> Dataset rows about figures

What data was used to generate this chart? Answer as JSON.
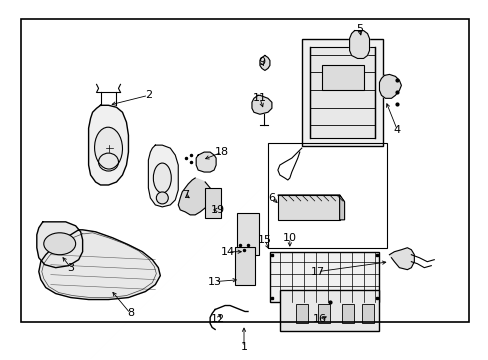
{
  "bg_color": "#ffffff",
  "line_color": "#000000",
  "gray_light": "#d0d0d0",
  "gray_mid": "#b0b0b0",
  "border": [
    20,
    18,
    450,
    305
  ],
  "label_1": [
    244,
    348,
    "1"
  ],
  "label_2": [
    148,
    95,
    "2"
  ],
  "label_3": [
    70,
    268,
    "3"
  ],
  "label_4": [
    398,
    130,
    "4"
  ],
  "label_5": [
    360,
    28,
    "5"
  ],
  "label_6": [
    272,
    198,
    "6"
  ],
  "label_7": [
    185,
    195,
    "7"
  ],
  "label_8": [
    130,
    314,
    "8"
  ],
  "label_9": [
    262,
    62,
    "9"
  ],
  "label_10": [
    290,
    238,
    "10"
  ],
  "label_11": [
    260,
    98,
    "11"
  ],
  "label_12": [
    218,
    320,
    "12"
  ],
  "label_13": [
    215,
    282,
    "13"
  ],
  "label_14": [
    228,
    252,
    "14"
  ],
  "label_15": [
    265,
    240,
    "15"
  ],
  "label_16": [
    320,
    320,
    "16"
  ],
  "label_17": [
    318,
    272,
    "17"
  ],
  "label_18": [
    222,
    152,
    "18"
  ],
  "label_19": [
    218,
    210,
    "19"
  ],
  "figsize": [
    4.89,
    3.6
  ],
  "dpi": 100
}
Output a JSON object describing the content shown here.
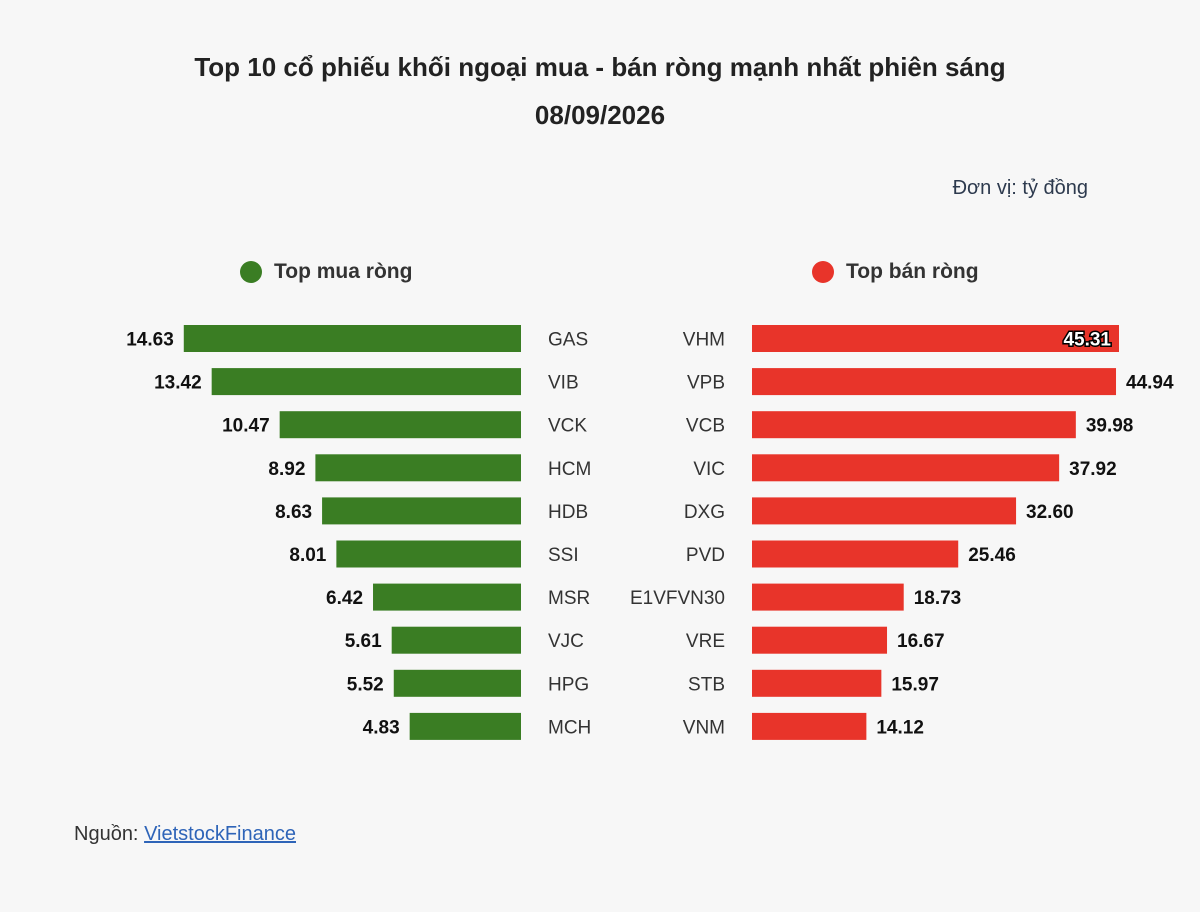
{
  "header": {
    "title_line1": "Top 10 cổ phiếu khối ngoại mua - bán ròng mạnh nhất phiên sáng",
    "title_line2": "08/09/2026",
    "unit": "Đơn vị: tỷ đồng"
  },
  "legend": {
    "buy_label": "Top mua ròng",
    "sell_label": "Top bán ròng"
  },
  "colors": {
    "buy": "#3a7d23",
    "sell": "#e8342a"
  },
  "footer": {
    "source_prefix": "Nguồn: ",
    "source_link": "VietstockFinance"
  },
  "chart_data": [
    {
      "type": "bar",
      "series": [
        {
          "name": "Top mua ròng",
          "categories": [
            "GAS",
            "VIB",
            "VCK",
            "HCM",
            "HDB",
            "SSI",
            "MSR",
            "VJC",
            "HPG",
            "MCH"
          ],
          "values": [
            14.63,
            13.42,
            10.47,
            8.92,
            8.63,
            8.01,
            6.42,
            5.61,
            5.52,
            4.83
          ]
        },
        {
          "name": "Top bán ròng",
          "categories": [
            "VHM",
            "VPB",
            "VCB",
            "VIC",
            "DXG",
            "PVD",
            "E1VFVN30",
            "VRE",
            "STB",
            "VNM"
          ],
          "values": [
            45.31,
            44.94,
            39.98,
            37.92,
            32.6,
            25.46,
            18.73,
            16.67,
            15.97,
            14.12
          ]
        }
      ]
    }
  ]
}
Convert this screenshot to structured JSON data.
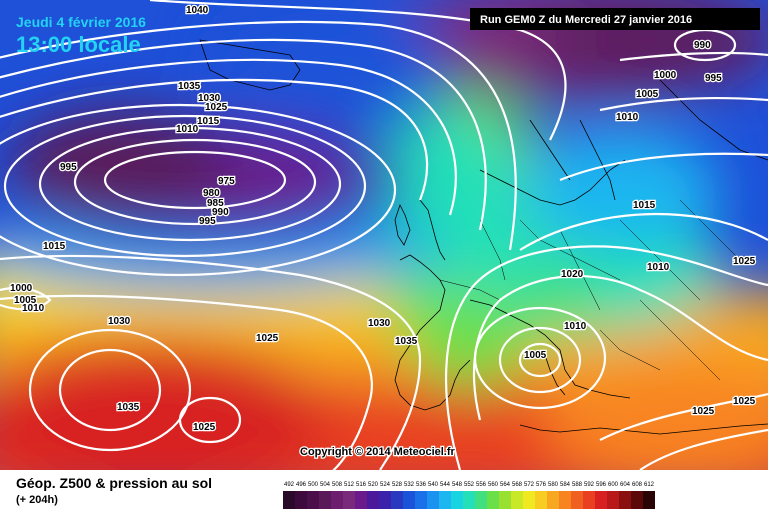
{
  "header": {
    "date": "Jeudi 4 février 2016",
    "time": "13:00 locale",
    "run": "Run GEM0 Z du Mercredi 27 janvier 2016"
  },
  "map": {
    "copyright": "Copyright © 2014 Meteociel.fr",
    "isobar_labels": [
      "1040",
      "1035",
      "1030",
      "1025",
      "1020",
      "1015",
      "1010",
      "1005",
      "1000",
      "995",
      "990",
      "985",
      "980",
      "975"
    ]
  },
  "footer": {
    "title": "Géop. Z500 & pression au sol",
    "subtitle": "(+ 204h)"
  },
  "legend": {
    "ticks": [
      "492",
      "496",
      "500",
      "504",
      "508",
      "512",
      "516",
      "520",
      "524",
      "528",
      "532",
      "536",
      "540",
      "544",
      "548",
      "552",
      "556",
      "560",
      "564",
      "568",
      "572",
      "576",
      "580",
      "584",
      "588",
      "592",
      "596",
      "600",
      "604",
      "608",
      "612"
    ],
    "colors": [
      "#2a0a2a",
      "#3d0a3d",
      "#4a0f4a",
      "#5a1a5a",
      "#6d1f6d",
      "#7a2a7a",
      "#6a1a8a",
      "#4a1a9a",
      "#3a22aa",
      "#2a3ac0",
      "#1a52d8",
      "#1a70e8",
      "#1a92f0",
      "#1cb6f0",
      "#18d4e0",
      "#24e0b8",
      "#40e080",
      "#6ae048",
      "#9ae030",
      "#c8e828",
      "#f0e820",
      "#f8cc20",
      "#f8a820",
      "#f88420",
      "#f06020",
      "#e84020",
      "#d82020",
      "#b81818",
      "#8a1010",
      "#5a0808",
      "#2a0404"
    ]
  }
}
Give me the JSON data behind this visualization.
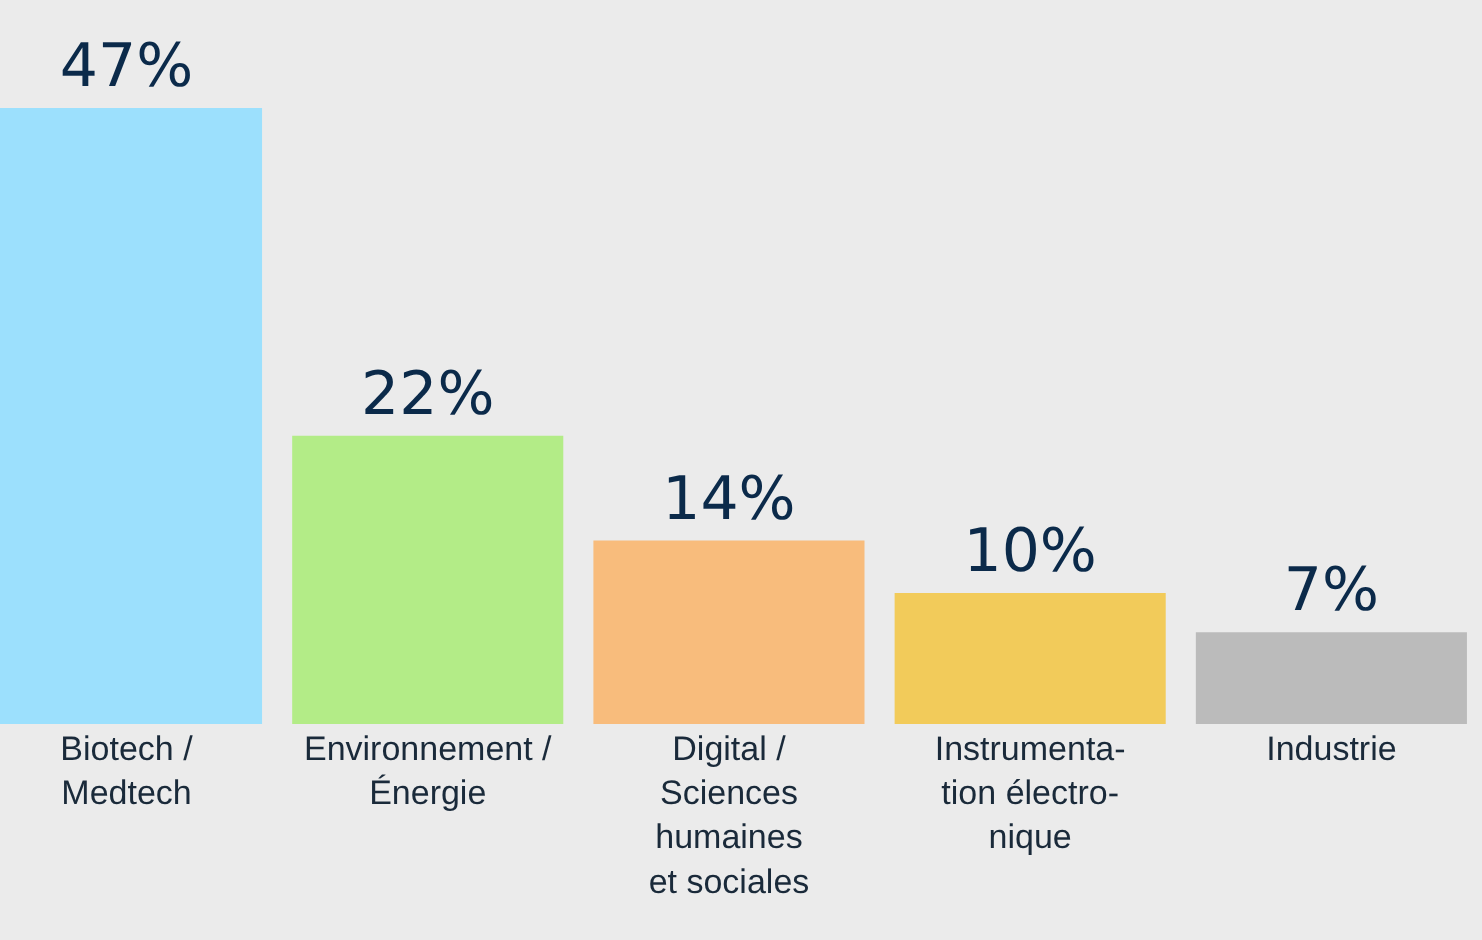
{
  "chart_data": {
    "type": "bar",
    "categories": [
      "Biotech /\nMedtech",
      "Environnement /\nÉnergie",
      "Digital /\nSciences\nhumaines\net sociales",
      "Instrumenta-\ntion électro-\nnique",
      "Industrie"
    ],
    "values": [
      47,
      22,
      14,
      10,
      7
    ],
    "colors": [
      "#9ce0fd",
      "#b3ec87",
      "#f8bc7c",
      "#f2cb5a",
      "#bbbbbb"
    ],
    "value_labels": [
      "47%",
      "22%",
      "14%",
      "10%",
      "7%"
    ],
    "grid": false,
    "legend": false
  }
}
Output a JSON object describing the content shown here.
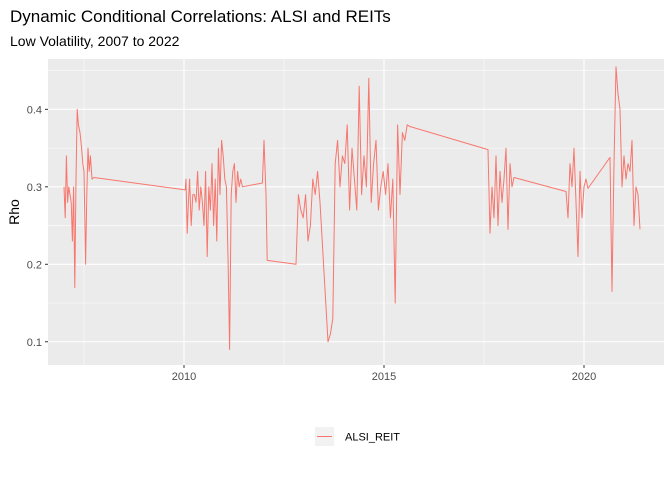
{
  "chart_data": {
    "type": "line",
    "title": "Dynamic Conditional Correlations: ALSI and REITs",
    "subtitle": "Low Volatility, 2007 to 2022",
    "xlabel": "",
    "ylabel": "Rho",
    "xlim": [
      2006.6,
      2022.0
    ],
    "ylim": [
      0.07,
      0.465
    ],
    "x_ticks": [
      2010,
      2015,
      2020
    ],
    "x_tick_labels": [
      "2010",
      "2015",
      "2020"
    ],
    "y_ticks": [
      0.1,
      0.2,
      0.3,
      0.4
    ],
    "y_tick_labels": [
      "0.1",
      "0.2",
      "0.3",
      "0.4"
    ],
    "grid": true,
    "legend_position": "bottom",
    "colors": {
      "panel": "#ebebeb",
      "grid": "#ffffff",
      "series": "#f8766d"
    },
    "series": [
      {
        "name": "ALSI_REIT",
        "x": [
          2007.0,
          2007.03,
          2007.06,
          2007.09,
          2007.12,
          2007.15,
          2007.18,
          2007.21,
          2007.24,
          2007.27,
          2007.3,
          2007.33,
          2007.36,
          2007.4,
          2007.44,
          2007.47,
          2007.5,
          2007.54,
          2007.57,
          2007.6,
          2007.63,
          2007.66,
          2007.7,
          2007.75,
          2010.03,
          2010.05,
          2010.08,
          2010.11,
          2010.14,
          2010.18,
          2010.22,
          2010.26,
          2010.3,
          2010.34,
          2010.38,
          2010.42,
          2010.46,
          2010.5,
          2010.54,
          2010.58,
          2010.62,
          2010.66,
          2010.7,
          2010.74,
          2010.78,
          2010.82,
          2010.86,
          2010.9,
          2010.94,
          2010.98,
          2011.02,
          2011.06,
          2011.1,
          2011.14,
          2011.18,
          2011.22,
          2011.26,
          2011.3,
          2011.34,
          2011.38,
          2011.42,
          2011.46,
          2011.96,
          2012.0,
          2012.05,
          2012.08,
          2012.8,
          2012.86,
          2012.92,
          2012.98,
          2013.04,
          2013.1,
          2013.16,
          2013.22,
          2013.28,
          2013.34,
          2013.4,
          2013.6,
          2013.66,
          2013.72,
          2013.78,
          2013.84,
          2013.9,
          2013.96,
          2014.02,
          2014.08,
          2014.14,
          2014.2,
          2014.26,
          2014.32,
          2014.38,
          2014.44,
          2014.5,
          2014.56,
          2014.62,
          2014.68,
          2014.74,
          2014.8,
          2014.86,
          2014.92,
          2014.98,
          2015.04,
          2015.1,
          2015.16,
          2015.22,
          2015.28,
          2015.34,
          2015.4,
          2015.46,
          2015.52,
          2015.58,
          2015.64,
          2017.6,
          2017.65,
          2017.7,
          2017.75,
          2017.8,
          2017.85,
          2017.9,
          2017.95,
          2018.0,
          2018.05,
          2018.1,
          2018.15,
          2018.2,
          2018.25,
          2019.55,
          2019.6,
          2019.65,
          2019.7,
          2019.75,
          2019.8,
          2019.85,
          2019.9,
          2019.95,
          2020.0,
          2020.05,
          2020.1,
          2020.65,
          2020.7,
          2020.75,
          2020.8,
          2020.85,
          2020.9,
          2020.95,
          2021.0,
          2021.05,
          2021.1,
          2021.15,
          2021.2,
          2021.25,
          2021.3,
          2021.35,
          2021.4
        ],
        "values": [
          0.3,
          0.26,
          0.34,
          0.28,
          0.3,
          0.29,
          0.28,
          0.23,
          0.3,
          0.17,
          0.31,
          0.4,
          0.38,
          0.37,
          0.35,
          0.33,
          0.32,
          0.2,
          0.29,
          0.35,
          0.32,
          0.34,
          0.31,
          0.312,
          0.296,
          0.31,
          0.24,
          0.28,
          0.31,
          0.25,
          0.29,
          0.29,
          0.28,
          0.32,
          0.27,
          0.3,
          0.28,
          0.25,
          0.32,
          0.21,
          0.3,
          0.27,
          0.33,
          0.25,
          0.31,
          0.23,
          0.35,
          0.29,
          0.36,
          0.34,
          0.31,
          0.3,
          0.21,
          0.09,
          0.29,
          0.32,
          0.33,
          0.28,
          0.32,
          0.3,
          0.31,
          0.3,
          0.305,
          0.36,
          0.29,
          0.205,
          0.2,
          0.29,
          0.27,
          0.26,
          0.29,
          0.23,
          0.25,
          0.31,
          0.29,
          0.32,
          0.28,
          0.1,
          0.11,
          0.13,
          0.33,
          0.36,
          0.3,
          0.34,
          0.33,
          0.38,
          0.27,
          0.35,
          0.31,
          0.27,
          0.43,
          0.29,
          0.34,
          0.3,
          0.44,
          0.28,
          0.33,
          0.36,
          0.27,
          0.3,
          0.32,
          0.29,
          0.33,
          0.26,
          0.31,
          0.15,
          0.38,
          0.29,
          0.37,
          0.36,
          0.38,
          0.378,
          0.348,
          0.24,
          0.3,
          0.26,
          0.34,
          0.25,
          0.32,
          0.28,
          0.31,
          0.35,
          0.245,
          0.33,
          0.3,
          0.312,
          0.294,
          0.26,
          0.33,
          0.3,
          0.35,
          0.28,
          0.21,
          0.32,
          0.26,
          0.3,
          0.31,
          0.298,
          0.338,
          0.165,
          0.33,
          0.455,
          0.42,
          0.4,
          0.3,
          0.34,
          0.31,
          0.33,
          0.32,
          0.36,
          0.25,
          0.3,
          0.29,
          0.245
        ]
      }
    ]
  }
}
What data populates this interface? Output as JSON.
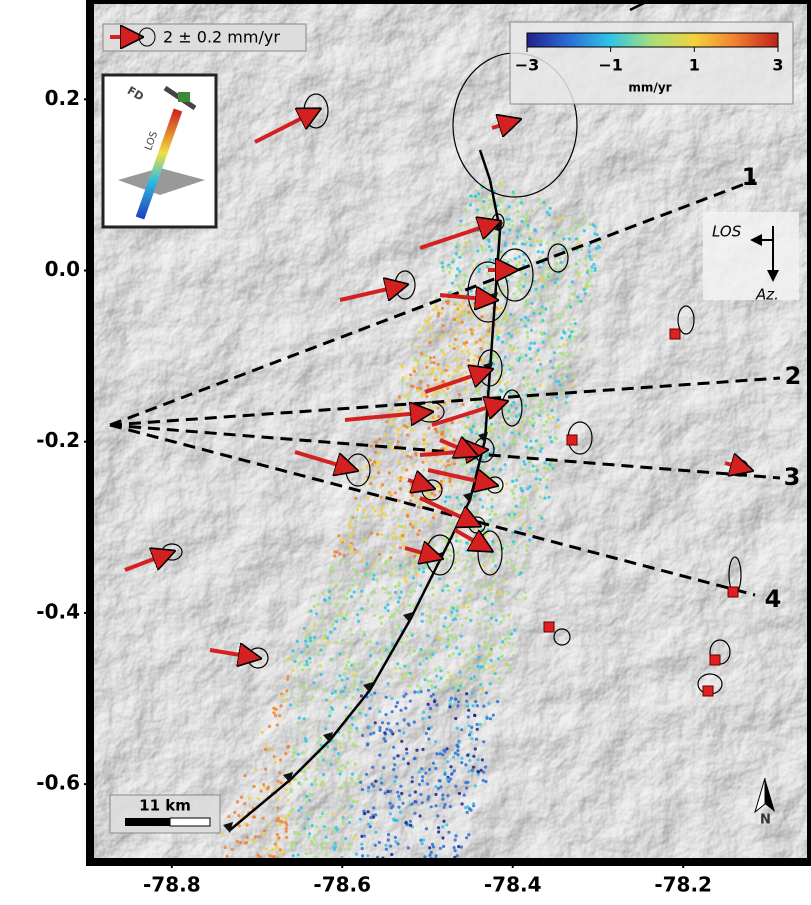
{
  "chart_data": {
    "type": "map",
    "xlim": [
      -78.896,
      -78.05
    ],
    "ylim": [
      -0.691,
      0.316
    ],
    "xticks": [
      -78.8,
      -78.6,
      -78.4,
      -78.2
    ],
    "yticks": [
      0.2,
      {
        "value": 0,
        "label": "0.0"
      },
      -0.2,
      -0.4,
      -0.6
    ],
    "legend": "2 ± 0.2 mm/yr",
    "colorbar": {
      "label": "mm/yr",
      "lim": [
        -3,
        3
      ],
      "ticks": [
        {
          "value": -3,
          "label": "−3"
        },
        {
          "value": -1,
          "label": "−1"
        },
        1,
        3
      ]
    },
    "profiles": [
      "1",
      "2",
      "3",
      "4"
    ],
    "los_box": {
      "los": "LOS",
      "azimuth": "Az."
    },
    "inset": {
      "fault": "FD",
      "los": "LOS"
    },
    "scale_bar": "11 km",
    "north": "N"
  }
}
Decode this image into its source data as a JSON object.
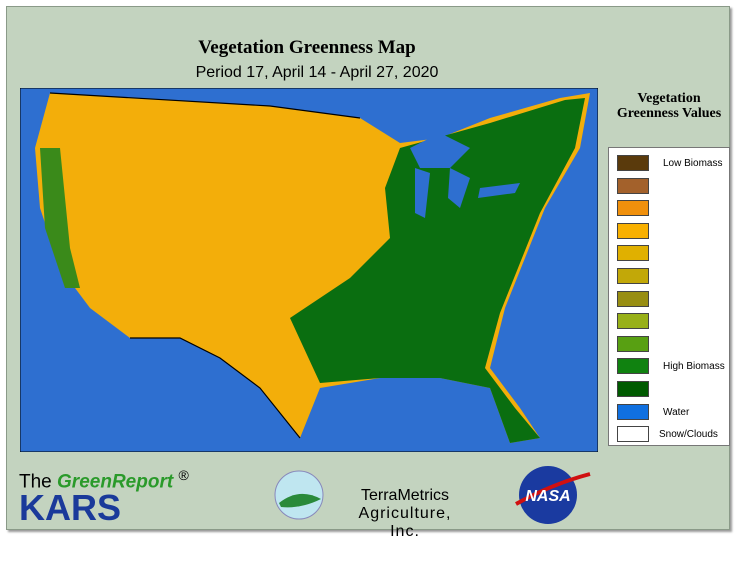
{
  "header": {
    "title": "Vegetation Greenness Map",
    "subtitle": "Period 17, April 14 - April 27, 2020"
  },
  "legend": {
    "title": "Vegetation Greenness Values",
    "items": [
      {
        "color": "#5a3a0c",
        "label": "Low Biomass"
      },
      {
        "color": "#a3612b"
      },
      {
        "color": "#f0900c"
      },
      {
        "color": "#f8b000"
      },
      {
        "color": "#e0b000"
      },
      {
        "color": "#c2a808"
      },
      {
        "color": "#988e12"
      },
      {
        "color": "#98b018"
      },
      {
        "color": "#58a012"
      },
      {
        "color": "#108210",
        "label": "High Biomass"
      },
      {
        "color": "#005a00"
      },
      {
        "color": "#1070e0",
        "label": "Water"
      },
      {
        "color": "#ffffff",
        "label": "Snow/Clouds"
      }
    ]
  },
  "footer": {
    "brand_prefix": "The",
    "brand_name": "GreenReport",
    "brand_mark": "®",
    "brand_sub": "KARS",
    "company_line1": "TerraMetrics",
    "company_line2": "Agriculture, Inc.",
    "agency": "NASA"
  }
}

> Exercise instructions
Look through the entries above; copy each line where the string "What" appears.

> Response below
What data was used to generate this chart? Answer as JSON.
What data populates this interface? Output as JSON.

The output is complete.